*Request*.
Read the listing below and copy out every line that holds "image".

*Given entries*.
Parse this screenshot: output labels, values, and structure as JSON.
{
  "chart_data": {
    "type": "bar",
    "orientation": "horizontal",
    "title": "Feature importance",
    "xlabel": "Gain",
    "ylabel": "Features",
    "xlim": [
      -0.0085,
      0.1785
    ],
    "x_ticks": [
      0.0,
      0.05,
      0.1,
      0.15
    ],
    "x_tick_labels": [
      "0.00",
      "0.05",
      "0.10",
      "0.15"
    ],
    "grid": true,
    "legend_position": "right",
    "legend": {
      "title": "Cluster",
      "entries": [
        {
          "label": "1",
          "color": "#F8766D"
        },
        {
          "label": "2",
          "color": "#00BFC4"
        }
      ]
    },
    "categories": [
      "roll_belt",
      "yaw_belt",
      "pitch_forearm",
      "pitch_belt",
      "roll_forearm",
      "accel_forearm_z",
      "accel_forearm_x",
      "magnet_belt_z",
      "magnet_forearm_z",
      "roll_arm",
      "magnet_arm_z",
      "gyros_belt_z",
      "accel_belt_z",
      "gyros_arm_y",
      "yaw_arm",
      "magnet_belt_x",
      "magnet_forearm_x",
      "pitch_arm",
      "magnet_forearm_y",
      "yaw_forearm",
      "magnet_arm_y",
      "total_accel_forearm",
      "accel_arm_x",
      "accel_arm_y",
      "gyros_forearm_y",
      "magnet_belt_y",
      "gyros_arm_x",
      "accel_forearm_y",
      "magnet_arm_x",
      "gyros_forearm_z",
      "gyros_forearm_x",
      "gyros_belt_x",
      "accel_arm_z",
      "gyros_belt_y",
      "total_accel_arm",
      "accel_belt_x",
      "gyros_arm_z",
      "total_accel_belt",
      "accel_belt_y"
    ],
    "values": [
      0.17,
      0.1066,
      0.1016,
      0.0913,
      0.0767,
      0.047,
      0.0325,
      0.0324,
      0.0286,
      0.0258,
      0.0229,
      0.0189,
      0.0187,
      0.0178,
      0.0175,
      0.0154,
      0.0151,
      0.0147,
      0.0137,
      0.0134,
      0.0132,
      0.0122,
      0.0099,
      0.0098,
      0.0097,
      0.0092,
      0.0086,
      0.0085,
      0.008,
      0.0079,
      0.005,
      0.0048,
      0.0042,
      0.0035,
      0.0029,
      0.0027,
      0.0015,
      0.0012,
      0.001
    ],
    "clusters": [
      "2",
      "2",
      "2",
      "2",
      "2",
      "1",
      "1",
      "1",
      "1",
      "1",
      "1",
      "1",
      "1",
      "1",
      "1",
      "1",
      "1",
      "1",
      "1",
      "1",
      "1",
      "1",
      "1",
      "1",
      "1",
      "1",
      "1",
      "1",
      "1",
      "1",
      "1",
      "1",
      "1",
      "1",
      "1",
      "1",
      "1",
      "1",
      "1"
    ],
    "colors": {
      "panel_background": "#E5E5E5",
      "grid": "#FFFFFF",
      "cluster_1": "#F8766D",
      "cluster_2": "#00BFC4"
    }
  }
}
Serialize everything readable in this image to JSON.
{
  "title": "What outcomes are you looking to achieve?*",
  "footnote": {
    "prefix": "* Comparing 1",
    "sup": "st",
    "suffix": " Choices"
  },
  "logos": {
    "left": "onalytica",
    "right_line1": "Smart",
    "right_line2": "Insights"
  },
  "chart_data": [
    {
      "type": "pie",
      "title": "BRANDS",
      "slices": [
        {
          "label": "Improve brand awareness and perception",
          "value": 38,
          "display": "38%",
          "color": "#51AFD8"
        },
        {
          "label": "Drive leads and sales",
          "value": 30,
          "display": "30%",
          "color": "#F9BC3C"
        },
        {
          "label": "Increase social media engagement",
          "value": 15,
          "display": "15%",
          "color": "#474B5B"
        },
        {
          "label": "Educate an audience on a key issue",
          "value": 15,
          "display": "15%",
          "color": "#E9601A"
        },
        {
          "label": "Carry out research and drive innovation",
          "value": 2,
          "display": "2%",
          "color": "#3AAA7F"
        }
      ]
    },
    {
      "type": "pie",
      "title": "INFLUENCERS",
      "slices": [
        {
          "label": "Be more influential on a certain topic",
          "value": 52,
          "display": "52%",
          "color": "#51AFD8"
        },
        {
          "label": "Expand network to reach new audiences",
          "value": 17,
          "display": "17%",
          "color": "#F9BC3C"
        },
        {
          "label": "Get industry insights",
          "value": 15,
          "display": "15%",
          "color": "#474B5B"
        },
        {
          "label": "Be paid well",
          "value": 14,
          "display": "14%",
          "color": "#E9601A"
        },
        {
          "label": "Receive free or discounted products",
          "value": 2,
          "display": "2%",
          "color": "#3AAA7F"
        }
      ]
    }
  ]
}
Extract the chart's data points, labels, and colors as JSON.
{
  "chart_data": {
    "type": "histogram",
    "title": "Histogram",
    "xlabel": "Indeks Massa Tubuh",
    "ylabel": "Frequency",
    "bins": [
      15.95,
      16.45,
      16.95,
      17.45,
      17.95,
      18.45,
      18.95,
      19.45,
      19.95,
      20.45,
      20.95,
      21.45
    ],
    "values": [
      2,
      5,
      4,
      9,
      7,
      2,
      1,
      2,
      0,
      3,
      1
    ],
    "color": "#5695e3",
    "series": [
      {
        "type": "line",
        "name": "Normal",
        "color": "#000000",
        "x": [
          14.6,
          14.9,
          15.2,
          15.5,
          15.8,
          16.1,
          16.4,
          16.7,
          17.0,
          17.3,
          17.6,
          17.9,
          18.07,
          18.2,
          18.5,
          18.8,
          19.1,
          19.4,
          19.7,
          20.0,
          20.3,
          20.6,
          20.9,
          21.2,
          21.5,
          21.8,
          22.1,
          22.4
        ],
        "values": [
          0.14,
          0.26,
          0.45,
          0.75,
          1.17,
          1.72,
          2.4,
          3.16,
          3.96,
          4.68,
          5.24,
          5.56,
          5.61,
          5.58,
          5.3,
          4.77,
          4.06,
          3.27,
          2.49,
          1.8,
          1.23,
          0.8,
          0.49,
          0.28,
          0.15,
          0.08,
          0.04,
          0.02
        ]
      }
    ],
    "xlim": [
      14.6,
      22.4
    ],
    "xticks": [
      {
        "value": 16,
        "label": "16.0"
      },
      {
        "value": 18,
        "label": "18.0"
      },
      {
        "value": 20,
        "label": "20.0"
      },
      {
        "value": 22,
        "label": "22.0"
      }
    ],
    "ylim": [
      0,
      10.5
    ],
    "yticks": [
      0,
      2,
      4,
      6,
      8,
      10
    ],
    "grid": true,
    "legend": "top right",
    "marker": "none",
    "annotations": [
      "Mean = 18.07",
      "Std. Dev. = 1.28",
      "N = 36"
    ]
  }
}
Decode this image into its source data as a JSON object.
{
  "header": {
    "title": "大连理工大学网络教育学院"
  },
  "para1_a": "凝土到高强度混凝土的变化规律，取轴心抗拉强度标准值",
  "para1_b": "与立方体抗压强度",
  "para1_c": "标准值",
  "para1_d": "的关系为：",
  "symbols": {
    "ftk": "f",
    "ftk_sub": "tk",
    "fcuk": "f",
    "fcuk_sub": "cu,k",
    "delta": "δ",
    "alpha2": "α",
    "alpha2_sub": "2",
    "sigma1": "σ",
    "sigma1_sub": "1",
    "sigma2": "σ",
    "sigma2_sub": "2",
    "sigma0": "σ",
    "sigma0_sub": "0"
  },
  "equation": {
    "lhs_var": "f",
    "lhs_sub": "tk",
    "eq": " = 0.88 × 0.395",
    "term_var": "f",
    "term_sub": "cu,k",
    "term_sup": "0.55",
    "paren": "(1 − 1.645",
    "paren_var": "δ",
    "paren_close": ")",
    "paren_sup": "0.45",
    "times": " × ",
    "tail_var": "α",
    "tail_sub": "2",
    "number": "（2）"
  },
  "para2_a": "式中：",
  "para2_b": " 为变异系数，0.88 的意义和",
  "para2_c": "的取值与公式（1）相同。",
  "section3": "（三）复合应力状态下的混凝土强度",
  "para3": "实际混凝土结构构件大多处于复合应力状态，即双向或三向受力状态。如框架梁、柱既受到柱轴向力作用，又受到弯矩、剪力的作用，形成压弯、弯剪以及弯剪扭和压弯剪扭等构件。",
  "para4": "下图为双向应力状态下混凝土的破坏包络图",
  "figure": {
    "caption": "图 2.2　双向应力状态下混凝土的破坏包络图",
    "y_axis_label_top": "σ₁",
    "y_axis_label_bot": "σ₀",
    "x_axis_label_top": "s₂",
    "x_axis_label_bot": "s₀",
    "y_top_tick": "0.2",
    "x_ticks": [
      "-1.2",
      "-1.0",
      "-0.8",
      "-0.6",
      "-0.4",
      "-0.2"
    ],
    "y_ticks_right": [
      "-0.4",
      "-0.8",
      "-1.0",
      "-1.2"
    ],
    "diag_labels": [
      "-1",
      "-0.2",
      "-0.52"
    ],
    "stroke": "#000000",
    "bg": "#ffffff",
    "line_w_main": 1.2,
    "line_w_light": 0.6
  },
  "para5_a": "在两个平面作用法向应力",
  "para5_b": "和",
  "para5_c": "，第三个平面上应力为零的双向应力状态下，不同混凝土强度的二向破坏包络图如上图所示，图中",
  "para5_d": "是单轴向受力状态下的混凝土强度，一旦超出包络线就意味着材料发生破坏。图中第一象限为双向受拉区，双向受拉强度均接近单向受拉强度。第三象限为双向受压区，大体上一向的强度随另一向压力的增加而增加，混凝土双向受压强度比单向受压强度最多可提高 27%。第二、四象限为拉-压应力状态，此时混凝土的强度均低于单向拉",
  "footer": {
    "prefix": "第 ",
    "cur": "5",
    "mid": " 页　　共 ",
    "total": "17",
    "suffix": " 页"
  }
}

*Response to this task*.
Serialize everything readable in this image to JSON.
Decode this image into its source data as a JSON object.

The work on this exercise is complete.